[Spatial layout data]
....

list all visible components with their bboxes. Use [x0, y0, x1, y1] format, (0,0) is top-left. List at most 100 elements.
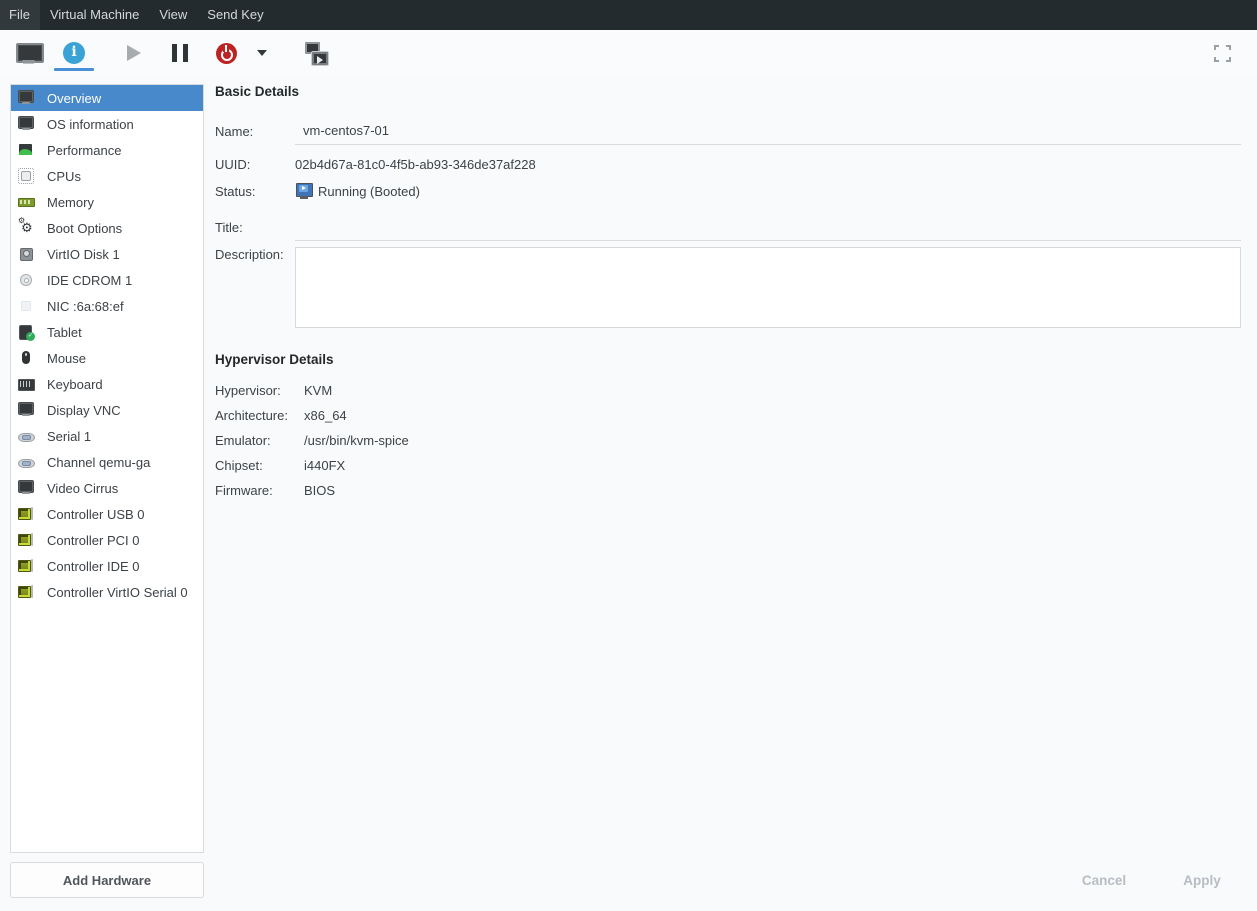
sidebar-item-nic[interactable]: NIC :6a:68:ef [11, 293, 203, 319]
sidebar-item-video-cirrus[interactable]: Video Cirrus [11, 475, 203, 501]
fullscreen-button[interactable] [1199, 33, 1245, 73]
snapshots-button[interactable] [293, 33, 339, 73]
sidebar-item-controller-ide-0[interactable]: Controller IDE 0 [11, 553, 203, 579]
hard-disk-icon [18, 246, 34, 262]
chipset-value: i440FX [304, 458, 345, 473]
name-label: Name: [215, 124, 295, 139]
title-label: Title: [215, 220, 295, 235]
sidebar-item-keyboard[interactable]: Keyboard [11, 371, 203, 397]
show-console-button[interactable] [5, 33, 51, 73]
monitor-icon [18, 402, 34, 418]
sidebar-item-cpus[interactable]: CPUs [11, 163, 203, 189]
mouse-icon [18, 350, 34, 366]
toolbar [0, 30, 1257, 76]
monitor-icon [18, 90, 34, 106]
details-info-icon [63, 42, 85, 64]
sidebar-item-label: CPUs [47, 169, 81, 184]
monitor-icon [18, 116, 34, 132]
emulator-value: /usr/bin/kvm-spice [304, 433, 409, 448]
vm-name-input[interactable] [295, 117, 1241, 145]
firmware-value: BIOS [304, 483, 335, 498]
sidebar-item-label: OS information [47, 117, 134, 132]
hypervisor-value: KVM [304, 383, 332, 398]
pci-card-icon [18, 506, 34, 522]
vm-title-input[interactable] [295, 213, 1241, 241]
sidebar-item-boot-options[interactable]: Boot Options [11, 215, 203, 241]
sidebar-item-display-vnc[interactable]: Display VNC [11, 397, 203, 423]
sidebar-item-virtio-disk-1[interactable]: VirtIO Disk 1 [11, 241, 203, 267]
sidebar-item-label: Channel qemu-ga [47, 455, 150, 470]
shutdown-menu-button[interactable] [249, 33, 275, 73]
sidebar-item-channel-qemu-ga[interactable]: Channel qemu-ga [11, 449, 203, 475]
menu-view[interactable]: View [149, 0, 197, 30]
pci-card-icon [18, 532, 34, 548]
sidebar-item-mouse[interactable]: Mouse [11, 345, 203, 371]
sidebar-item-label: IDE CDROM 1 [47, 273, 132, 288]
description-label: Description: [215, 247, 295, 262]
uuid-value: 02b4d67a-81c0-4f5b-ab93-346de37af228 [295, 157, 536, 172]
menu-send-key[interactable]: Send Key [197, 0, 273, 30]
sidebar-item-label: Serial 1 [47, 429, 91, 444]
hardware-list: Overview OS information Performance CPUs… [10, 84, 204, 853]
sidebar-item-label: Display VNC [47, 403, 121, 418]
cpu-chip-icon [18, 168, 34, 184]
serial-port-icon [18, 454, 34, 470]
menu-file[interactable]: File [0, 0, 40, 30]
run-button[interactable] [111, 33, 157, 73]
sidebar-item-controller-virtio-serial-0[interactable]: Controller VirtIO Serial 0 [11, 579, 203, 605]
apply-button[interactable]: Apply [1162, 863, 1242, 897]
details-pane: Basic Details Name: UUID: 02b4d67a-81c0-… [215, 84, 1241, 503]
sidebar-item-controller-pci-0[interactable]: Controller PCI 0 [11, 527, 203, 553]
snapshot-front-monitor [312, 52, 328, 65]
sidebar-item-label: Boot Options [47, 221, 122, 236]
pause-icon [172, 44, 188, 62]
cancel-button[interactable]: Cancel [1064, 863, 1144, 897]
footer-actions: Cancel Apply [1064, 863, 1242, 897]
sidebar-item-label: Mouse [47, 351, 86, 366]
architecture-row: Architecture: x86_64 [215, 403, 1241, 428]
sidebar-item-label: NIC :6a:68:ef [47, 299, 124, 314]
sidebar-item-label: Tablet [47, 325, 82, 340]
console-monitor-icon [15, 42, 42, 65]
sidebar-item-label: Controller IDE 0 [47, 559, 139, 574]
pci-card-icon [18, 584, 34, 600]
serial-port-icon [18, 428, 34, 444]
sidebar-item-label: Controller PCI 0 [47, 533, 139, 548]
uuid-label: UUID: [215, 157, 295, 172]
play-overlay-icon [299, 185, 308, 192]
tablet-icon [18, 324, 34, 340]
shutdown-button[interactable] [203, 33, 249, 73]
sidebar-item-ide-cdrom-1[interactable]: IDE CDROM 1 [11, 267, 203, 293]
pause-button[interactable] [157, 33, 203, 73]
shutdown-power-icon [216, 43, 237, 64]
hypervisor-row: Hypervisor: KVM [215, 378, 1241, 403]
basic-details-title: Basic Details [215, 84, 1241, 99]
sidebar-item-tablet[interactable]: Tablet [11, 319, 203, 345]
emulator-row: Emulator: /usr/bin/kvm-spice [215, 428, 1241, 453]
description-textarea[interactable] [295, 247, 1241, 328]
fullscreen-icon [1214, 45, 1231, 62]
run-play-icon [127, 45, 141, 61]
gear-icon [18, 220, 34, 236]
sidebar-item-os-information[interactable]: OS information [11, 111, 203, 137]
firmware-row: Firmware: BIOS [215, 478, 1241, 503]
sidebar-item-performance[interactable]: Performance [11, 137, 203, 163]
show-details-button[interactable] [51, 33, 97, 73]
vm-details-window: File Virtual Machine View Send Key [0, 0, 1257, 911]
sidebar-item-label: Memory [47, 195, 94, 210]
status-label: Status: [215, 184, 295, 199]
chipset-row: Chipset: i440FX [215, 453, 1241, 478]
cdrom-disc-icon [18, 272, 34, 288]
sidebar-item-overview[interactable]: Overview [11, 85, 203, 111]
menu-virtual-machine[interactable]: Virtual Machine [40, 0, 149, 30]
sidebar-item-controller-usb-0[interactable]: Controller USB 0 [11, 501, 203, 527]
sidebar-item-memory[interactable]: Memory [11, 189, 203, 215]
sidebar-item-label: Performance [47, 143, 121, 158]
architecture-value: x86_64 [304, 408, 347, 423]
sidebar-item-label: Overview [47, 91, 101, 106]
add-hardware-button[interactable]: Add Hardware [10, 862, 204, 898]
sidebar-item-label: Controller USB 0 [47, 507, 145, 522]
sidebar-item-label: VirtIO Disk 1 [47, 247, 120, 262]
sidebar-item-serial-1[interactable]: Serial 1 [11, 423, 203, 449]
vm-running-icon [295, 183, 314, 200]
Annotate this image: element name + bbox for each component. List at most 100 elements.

....

* [Task]:
Convert every line of the material into a Markdown table with the columns "Row" and "Line," numbering the rows in order and omitting blank lines. Exclude the pictures from the table.

* [Final result]:
| Row | Line |
|---|---|
| 1 | list all visible components with their bboxes. Use [x0, y0, x1, y1] format, (0,0) is top-left. List at most 100 elements. |
| 2 | sidebar-item-nic[interactable]: NIC :6a:68:ef [11, 293, 203, 319] |
| 3 | sidebar-item-video-cirrus[interactable]: Video Cirrus [11, 475, 203, 501] |
| 4 | fullscreen-button[interactable] [1199, 33, 1245, 73] |
| 5 | snapshots-button[interactable] [293, 33, 339, 73] |
| 6 | sidebar-item-controller-ide-0[interactable]: Controller IDE 0 [11, 553, 203, 579] |
| 7 | hard-disk-icon [18, 246, 34, 262] |
| 8 | chipset-value: i440FX [304, 458, 345, 473] |
| 9 | name-label: Name: [215, 124, 295, 139] |
| 10 | title-label: Title: [215, 220, 295, 235] |
| 11 | sidebar-item-keyboard[interactable]: Keyboard [11, 371, 203, 397] |
| 12 | show-console-button[interactable] [5, 33, 51, 73] |
| 13 | monitor-icon [18, 402, 34, 418] |
| 14 | sidebar-item-cpus[interactable]: CPUs [11, 163, 203, 189] |
| 15 | mouse-icon [18, 350, 34, 366] |
| 16 | toolbar [0, 30, 1257, 76] |
| 17 | monitor-icon [18, 90, 34, 106] |
| 18 | details-info-icon [63, 42, 85, 64] |
| 19 | sidebar-item-label: CPUs [47, 169, 81, 184] |
| 20 | monitor-icon [18, 116, 34, 132] |
| 21 | emulator-value: /usr/bin/kvm-spice [304, 433, 409, 448] |
| 22 | vm-name-input[interactable] [295, 117, 1241, 145] |
| 23 | firmware-value: BIOS [304, 483, 335, 498] |
| 24 | sidebar-item-label: OS information [47, 117, 134, 132] |
| 25 | hypervisor-value: KVM [304, 383, 332, 398] |
| 26 | pci-card-icon [18, 506, 34, 522] |
| 27 | vm-title-input[interactable] [295, 213, 1241, 241] |
| 28 | sidebar-item-boot-options[interactable]: Boot Options [11, 215, 203, 241] |
| 29 | sidebar-item-display-vnc[interactable]: Display VNC [11, 397, 203, 423] |
| 30 | sidebar-item-virtio-disk-1[interactable]: VirtIO Disk 1 [11, 241, 203, 267] |
| 31 | sidebar-item-label: Channel qemu-ga [47, 455, 150, 470] |
| 32 | shutdown-menu-button[interactable] [249, 33, 275, 73] |
| 33 | sidebar-item-channel-qemu-ga[interactable]: Channel qemu-ga [11, 449, 203, 475] |
| 34 | menu-view[interactable]: View [149, 0, 197, 30] |
| 35 | pci-card-icon [18, 532, 34, 548] |
| 36 | sidebar-item-mouse[interactable]: Mouse [11, 345, 203, 371] |
| 37 | sidebar-item-label: IDE CDROM 1 [47, 273, 132, 288] |
| 38 | description-label: Description: [215, 247, 295, 262] |
| 39 | uuid-value: 02b4d67a-81c0-4f5b-ab93-346de37af228 [295, 157, 536, 172] |
| 40 | menu-send-key[interactable]: Send Key [197, 0, 273, 30] |
| 41 | sidebar-item-label: Serial 1 [47, 429, 91, 444] |
| 42 | hardware-list: Overview OS information Performance CPUs… [10, 84, 204, 853] |
| 43 | sidebar-item-label: Display VNC [47, 403, 121, 418] |
| 44 | cpu-chip-icon [18, 168, 34, 184] |
| 45 | serial-port-icon [18, 454, 34, 470] |
| 46 | menu-file[interactable]: File [0, 0, 40, 30] |
| 47 | run-button[interactable] [111, 33, 157, 73] |
| 48 | sidebar-item-controller-virtio-serial-0[interactable]: Controller VirtIO Serial 0 [11, 579, 203, 605] |
| 49 | apply-button[interactable]: Apply [1162, 863, 1242, 897] |
| 50 | details-pane: Basic Details Name: UUID: 02b4d67a-81c0-… [215, 84, 1241, 503] |
| 51 | sidebar-item-controller-pci-0[interactable]: Controller PCI 0 [11, 527, 203, 553] |
| 52 | snapshot-front-monitor [312, 52, 328, 65] |
| 53 | sidebar-item-label: Boot Options [47, 221, 122, 236] |
| 54 | pause-icon [172, 44, 188, 62] |
| 55 | cancel-button[interactable]: Cancel [1064, 863, 1144, 897] |
| 56 | footer-actions: Cancel Apply [1064, 863, 1242, 897] |
| 57 | sidebar-item-label: Mouse [47, 351, 86, 366] |
| 58 | architecture-row: Architecture: x86_64 [215, 403, 1241, 428] |
| 59 | sidebar-item-label: NIC :6a:68:ef [47, 299, 124, 314] |
| 60 | sidebar-item-label: Tablet [47, 325, 82, 340] |
| 61 | console-monitor-icon [15, 42, 42, 65] |
| 62 | sidebar-item-label: Controller IDE 0 [47, 559, 139, 574] |
| 63 | pci-card-icon [18, 584, 34, 600] |
| 64 | serial-port-icon [18, 428, 34, 444] |
| 65 | sidebar-item-label: Controller PCI 0 [47, 533, 139, 548] |
| 66 | uuid-label: UUID: [215, 157, 295, 172] |
| 67 | play-overlay-icon [299, 185, 308, 192] |
| 68 | tablet-icon [18, 324, 34, 340] |
| 69 | shutdown-button[interactable] [203, 33, 249, 73] |
| 70 | sidebar-item-ide-cdrom-1[interactable]: IDE CDROM 1 [11, 267, 203, 293] |
| 71 | pause-button[interactable] [157, 33, 203, 73] |
| 72 | shutdown-power-icon [216, 43, 237, 64] |
| 73 | hypervisor-row: Hypervisor: KVM [215, 378, 1241, 403] |
| 74 | basic-details-title: Basic Details [215, 84, 1241, 99] |
| 75 | sidebar-item-tablet[interactable]: Tablet [11, 319, 203, 345] |
| 76 | emulator-row: Emulator: /usr/bin/kvm-spice [215, 428, 1241, 453] |
| 77 | description-textarea[interactable] [295, 247, 1241, 328] |
| 78 | fullscreen-icon [1214, 45, 1231, 62] |
| 79 | run-play-icon [127, 45, 141, 61] |
| 80 | gear-icon [18, 220, 34, 236] |
| 81 | sidebar-item-os-information[interactable]: OS information [11, 111, 203, 137] |
| 82 | firmware-row: Firmware: BIOS [215, 478, 1241, 503] |
| 83 | sidebar-item-performance[interactable]: Performance [11, 137, 203, 163] |
| 84 | show-details-button[interactable] [51, 33, 97, 73] |
| 85 | vm-details-window: File Virtual Machine View Send Key [0, 0, 1257, 911] |
| 86 | sidebar-item-label: Memory [47, 195, 94, 210] |
| 87 | status-label: Status: [215, 184, 295, 199] |
| 88 | chipset-row: Chipset: i440FX [215, 453, 1241, 478] |
| 89 | cdrom-disc-icon [18, 272, 34, 288] |
| 90 | sidebar-item-overview[interactable]: Overview [11, 85, 203, 111] |
| 91 | menu-virtual-machine[interactable]: Virtual Machine [40, 0, 149, 30] |
| 92 | sidebar-item-controller-usb-0[interactable]: Controller USB 0 [11, 501, 203, 527] |
| 93 | sidebar-item-memory[interactable]: Memory [11, 189, 203, 215] |
| 94 | sidebar-item-label: Performance [47, 143, 121, 158] |
| 95 | architecture-value: x86_64 [304, 408, 347, 423] |
| 96 | sidebar-item-label: Overview [47, 91, 101, 106] |
| 97 | add-hardware-button[interactable]: Add Hardware [10, 862, 204, 898] |
| 98 | sidebar-item-label: Controller USB 0 [47, 507, 145, 522] |
| 99 | sidebar-item-label: VirtIO Disk 1 [47, 247, 120, 262] |
| 100 | sidebar-item-serial-1[interactable]: Serial 1 [11, 423, 203, 449] |
| 101 | vm-running-icon [295, 183, 314, 200] |
| 102 | Annotate this image: element name + bbox for each component. List at most 100 elements. |